DIRECTIONS -
What is needed here is an exact copy of every entry.

SOURCE RECORDS -
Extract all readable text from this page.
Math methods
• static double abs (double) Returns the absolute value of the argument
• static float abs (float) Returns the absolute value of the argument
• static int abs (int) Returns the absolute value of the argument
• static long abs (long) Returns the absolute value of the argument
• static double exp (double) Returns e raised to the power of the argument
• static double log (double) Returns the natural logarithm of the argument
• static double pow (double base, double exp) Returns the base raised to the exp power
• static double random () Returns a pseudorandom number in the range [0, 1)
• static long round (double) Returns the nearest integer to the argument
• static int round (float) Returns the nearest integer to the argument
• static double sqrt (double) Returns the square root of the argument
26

THE SOLUTION -
Extract all readable text from this page.
Math methods
• static double abs (double) Returns the absolute value of the argument
• static float abs (float) Returns the absolute value of the argument
• static int abs (int) Returns the absolute value of the argument
• static long abs (long) Returns the absolute value of the argument
• static double exp (double) Returns e raised to the power of the argument
• static double log (double) Returns the natural logarithm of the argument
• static double pow (double base, double exp) Returns the base raised to the exp power
• static double random () Returns a pseudorandom number in the range [0, 1)
• static long round (double) Returns the nearest integer to the argument
• static int round (float) Returns the nearest integer to the argument
• static double sqrt (double) Returns the square root of the argument
26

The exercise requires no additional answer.